INFORMATION SHOWN —
━━━

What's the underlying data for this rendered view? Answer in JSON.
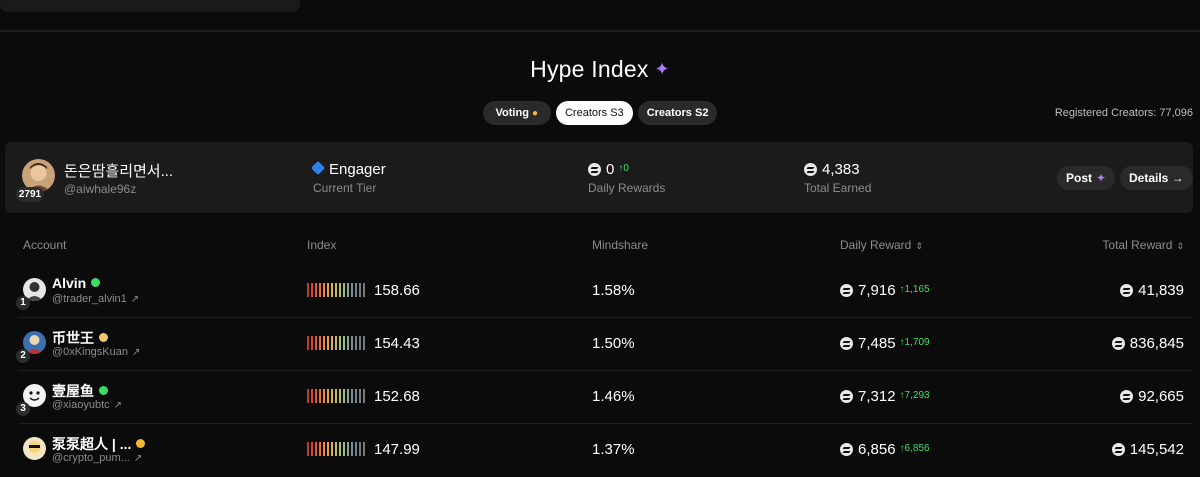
{
  "page": {
    "title": "Hype Index",
    "registered": "Registered Creators: 77,096"
  },
  "tabs": [
    {
      "label": "Voting",
      "active": false
    },
    {
      "label": "Creators S3",
      "active": true
    },
    {
      "label": "Creators S2",
      "active": false
    }
  ],
  "me": {
    "rank": "2791",
    "name": "돈은땀흘리면서...",
    "handle": "@aiwhale96z",
    "tier": "Engager",
    "tier_label": "Current Tier",
    "daily_rewards": "0",
    "daily_delta": "0",
    "daily_label": "Daily Rewards",
    "total_earned": "4,383",
    "total_label": "Total Earned",
    "post_label": "Post",
    "details_label": "Details →"
  },
  "table": {
    "headers": {
      "account": "Account",
      "index": "Index",
      "mindshare": "Mindshare",
      "daily_reward": "Daily Reward",
      "total_reward": "Total Reward"
    },
    "rows": [
      {
        "rank": "1",
        "name": "Alvin",
        "handle": "@trader_alvin1",
        "badge_color": "#3ddc66",
        "index": "158.66",
        "mindshare": "1.58%",
        "daily": "7,916",
        "delta": "1,165",
        "total": "41,839"
      },
      {
        "rank": "2",
        "name": "币世王",
        "handle": "@0xKingsKuan",
        "badge_color": "#f5c56b",
        "index": "154.43",
        "mindshare": "1.50%",
        "daily": "7,485",
        "delta": "1,709",
        "total": "836,845"
      },
      {
        "rank": "3",
        "name": "壹屋鱼",
        "handle": "@xiaoyubtc",
        "badge_color": "#3ddc66",
        "index": "152.68",
        "mindshare": "1.46%",
        "daily": "7,312",
        "delta": "7,293",
        "total": "92,665"
      },
      {
        "rank": "4",
        "name": "泵泵超人 | ...",
        "handle": "@crypto_pum...",
        "badge_color": "#f7b733",
        "index": "147.99",
        "mindshare": "1.37%",
        "daily": "6,856",
        "delta": "6,856",
        "total": "145,542"
      }
    ]
  },
  "colors": {
    "accent_purple": "#a57ef3",
    "up_green": "#3ddc66",
    "tier_blue": "#2f80ed"
  }
}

━━━

Repeat each entry exactly as it appears; skip any picture.

WORKED ANSWER —
What's the underlying data for this rendered view? Answer in JSON.
{
  "page": {
    "title": "Hype Index",
    "registered": "Registered Creators: 77,096"
  },
  "tabs": [
    {
      "label": "Voting",
      "active": false
    },
    {
      "label": "Creators S3",
      "active": true
    },
    {
      "label": "Creators S2",
      "active": false
    }
  ],
  "me": {
    "rank": "2791",
    "name": "돈은땀흘리면서...",
    "handle": "@aiwhale96z",
    "tier": "Engager",
    "tier_label": "Current Tier",
    "daily_rewards": "0",
    "daily_delta": "0",
    "daily_label": "Daily Rewards",
    "total_earned": "4,383",
    "total_label": "Total Earned",
    "post_label": "Post",
    "details_label": "Details →"
  },
  "table": {
    "headers": {
      "account": "Account",
      "index": "Index",
      "mindshare": "Mindshare",
      "daily_reward": "Daily Reward",
      "total_reward": "Total Reward"
    },
    "rows": [
      {
        "rank": "1",
        "name": "Alvin",
        "handle": "@trader_alvin1",
        "badge_color": "#3ddc66",
        "index": "158.66",
        "mindshare": "1.58%",
        "daily": "7,916",
        "delta": "1,165",
        "total": "41,839"
      },
      {
        "rank": "2",
        "name": "币世王",
        "handle": "@0xKingsKuan",
        "badge_color": "#f5c56b",
        "index": "154.43",
        "mindshare": "1.50%",
        "daily": "7,485",
        "delta": "1,709",
        "total": "836,845"
      },
      {
        "rank": "3",
        "name": "壹屋鱼",
        "handle": "@xiaoyubtc",
        "badge_color": "#3ddc66",
        "index": "152.68",
        "mindshare": "1.46%",
        "daily": "7,312",
        "delta": "7,293",
        "total": "92,665"
      },
      {
        "rank": "4",
        "name": "泵泵超人 | ...",
        "handle": "@crypto_pum...",
        "badge_color": "#f7b733",
        "index": "147.99",
        "mindshare": "1.37%",
        "daily": "6,856",
        "delta": "6,856",
        "total": "145,542"
      }
    ]
  },
  "colors": {
    "accent_purple": "#a57ef3",
    "up_green": "#3ddc66",
    "tier_blue": "#2f80ed"
  }
}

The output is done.